**EXTRACTED ENTRIES:**
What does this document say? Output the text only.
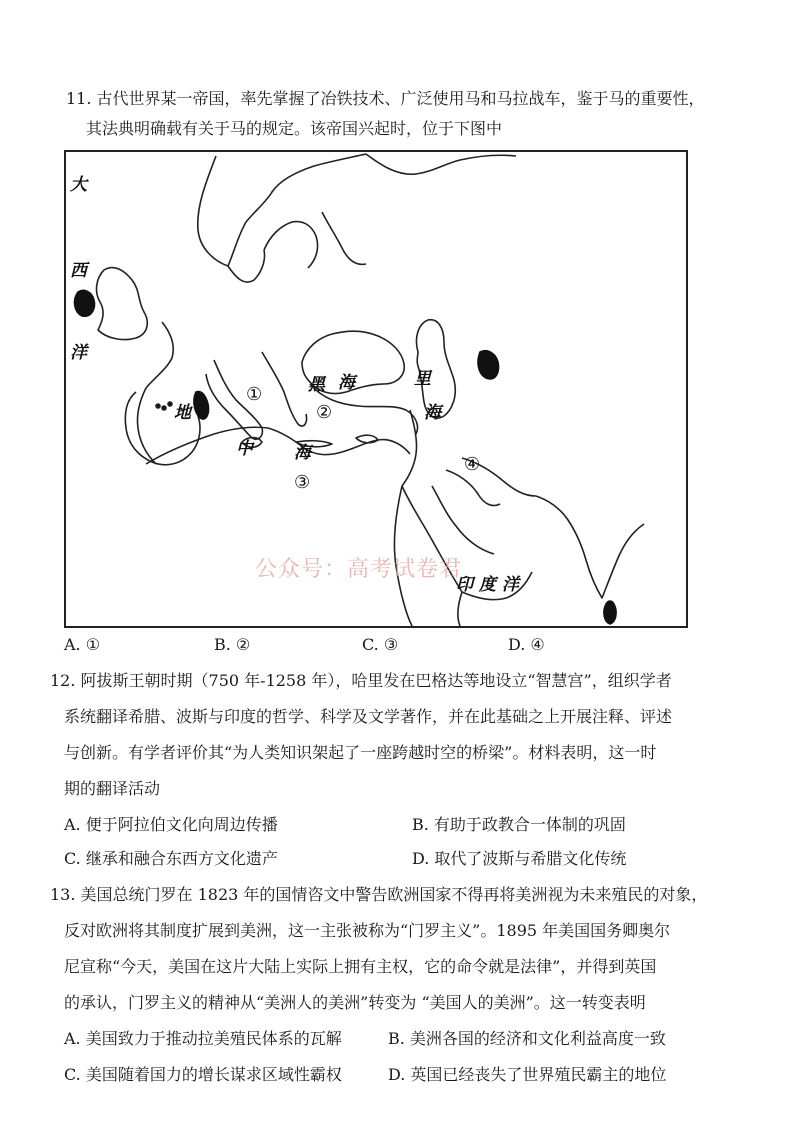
11. 古代世界某一帝国，率先掌握了冶铁技术、广泛使用马和马拉战车，鉴于马的重要性，
其法典明确载有关于马的规定。该帝国兴起时，位于下图中
大
西
洋
地
中 海
黑 海	里
海
印 度 洋
①
②
③
④
公众号：高考试卷君
A. ①	B. ②	C. ③	D. ④
12. 阿拔斯王朝时期（750 年-1258 年），哈里发在巴格达等地设立“智慧宫”，组织学者
系统翻译希腊、波斯与印度的哲学、科学及文学著作，并在此基础之上开展注释、评述
与创新。有学者评价其“为人类知识架起了一座跨越时空的桥梁”。材料表明，这一时
期的翻译活动
A. 便于阿拉伯文化向周边传播	B. 有助于政教合一体制的巩固
C. 继承和融合东西方文化遗产	D. 取代了波斯与希腊文化传统
13. 美国总统门罗在 1823 年的国情咨文中警告欧洲国家不得再将美洲视为未来殖民的对象，
反对欧洲将其制度扩展到美洲，这一主张被称为“门罗主义”。1895 年美国国务卿奥尔
尼宣称“今天，美国在这片大陆上实际上拥有主权，它的命令就是法律”，并得到英国
的承认，门罗主义的精神从“美洲人的美洲”转变为 “美国人的美洲”。这一转变表明
A. 美国致力于推动拉美殖民体系的瓦解	B. 美洲各国的经济和文化利益高度一致
C. 美国随着国力的增长谋求区域性霸权	D. 英国已经丧失了世界殖民霸主的地位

**THE REQUEST:** Repeat each record exactly, with the pictures left out.

**FINISHED EXERCISE:**
What does this document say? Output the text only.
11. 古代世界某一帝国，率先掌握了冶铁技术、广泛使用马和马拉战车，鉴于马的重要性，
其法典明确载有关于马的规定。该帝国兴起时，位于下图中
大
西
洋
地
中 海
黑 海	里
海
印 度 洋
①
②
③
④
公众号：高考试卷君
A. ①	B. ②	C. ③	D. ④
12. 阿拔斯王朝时期（750 年-1258 年），哈里发在巴格达等地设立“智慧宫”，组织学者
系统翻译希腊、波斯与印度的哲学、科学及文学著作，并在此基础之上开展注释、评述
与创新。有学者评价其“为人类知识架起了一座跨越时空的桥梁”。材料表明，这一时
期的翻译活动
A. 便于阿拉伯文化向周边传播	B. 有助于政教合一体制的巩固
C. 继承和融合东西方文化遗产	D. 取代了波斯与希腊文化传统
13. 美国总统门罗在 1823 年的国情咨文中警告欧洲国家不得再将美洲视为未来殖民的对象，
反对欧洲将其制度扩展到美洲，这一主张被称为“门罗主义”。1895 年美国国务卿奥尔
尼宣称“今天，美国在这片大陆上实际上拥有主权，它的命令就是法律”，并得到英国
的承认，门罗主义的精神从“美洲人的美洲”转变为 “美国人的美洲”。这一转变表明
A. 美国致力于推动拉美殖民体系的瓦解	B. 美洲各国的经济和文化利益高度一致
C. 美国随着国力的增长谋求区域性霸权	D. 英国已经丧失了世界殖民霸主的地位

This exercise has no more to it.